A block of data:
####################

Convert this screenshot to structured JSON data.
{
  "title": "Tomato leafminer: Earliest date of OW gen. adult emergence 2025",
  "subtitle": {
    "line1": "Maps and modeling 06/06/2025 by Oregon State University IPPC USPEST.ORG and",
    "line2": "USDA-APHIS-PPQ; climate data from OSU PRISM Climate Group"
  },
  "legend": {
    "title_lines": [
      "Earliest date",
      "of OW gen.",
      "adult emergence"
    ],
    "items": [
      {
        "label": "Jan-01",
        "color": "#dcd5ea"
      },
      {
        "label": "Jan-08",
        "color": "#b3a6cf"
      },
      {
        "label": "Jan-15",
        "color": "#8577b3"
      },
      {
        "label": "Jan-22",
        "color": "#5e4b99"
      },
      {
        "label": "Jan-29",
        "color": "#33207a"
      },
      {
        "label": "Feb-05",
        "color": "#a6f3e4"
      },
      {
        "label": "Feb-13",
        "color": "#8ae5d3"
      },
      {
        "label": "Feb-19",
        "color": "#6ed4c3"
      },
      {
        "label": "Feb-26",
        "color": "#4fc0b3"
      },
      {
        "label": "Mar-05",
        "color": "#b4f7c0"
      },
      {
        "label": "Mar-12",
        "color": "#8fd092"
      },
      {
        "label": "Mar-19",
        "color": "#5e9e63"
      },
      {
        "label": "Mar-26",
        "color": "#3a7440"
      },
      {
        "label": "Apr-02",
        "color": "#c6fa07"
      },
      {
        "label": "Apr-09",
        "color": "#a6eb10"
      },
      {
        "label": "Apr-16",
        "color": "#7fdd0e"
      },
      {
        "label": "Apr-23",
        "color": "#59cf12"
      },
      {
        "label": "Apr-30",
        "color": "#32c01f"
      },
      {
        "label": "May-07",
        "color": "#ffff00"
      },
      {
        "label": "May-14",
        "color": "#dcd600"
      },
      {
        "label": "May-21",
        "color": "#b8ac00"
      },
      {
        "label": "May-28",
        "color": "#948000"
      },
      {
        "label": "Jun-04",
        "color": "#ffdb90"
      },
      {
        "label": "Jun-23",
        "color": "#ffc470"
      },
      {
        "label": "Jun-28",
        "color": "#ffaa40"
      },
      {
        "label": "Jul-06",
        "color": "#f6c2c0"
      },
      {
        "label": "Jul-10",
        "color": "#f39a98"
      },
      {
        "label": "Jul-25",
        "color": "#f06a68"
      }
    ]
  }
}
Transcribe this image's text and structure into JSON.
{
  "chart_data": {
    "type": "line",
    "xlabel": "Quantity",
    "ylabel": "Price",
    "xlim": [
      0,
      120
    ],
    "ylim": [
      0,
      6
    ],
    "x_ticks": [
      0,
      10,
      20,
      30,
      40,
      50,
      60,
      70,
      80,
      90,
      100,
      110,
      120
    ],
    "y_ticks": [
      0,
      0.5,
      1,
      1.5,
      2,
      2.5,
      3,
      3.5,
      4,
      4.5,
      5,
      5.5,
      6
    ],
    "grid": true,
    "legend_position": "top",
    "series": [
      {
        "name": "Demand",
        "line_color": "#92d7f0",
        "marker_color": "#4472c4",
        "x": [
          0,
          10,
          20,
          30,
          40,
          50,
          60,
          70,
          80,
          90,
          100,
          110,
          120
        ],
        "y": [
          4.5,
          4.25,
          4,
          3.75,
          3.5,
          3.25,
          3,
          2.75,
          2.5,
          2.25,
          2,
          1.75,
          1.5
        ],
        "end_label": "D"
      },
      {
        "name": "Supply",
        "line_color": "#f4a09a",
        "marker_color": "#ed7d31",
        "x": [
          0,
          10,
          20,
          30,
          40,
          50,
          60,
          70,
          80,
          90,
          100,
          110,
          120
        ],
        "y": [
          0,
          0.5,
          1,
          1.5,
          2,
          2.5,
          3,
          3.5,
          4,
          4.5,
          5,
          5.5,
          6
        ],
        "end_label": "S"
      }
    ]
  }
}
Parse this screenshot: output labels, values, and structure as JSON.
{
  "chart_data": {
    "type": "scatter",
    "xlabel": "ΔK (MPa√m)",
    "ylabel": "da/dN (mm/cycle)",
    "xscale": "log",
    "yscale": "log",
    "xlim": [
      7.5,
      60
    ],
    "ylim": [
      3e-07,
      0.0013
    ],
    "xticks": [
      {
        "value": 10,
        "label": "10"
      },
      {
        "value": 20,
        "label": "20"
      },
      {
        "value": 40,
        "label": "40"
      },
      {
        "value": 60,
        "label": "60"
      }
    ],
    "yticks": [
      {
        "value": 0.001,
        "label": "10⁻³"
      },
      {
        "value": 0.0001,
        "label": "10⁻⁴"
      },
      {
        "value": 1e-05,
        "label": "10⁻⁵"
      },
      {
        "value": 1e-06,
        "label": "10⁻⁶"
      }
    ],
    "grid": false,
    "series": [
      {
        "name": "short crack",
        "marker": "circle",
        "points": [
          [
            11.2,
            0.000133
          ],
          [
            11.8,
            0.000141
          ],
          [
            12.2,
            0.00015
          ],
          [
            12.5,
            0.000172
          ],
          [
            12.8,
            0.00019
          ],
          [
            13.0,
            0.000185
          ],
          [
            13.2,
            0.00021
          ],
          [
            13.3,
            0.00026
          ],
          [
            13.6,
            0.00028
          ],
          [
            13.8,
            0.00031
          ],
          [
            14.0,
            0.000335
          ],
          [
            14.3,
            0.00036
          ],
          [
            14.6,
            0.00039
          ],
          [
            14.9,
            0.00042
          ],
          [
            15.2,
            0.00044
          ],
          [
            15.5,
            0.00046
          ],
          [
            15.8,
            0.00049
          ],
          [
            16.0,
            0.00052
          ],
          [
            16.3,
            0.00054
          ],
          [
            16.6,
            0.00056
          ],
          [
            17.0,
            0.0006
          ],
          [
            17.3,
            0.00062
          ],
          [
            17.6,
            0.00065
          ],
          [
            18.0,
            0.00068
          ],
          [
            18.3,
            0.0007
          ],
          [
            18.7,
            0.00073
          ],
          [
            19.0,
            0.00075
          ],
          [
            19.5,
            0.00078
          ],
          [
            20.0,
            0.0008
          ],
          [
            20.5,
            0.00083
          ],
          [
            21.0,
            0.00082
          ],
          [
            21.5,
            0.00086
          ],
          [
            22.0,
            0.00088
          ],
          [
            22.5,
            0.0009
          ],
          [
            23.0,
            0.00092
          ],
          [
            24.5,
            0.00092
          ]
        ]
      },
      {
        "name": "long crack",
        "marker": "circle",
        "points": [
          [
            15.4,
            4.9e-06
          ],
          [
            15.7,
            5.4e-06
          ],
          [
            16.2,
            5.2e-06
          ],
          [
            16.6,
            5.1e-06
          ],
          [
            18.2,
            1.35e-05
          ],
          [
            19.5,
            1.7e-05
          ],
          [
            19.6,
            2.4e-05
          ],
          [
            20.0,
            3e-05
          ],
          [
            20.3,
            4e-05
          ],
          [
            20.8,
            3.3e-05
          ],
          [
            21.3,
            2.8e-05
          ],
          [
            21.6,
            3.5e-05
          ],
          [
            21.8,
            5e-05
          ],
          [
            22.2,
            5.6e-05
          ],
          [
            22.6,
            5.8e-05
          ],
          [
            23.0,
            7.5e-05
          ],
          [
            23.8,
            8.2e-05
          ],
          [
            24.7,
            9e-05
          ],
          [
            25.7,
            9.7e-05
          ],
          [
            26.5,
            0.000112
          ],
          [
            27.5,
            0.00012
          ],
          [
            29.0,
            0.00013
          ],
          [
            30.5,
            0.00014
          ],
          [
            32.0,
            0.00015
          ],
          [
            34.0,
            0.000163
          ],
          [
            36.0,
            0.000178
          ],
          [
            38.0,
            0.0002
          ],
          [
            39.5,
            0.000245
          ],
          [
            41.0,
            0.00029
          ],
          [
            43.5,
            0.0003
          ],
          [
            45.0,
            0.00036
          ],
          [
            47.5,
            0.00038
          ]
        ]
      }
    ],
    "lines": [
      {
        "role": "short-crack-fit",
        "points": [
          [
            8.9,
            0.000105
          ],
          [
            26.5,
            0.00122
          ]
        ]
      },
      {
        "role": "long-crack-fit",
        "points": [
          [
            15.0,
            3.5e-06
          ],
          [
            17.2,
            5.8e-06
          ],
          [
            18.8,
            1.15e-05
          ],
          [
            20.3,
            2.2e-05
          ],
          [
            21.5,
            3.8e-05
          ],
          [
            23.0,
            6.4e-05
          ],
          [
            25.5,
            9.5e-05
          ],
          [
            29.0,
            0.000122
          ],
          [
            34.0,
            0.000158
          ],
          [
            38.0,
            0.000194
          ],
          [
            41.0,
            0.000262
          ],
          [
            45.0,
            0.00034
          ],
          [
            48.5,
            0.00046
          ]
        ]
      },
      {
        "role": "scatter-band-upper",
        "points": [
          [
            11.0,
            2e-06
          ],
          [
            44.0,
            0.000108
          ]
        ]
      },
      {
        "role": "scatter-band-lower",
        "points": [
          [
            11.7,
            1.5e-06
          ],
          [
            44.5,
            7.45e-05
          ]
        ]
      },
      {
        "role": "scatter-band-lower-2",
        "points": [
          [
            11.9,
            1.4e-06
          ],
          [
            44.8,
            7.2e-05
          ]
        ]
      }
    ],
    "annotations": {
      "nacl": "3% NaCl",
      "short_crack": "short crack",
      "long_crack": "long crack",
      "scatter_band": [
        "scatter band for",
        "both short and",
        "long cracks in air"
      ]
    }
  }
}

####################

DIRECTION: Extract every line containing the string "Earliest" from the data above.

COMPLETED EXERCISE:
  "title": "Tomato leafminer: Earliest date of OW gen. adult emergence 2025",
      "Earliest date",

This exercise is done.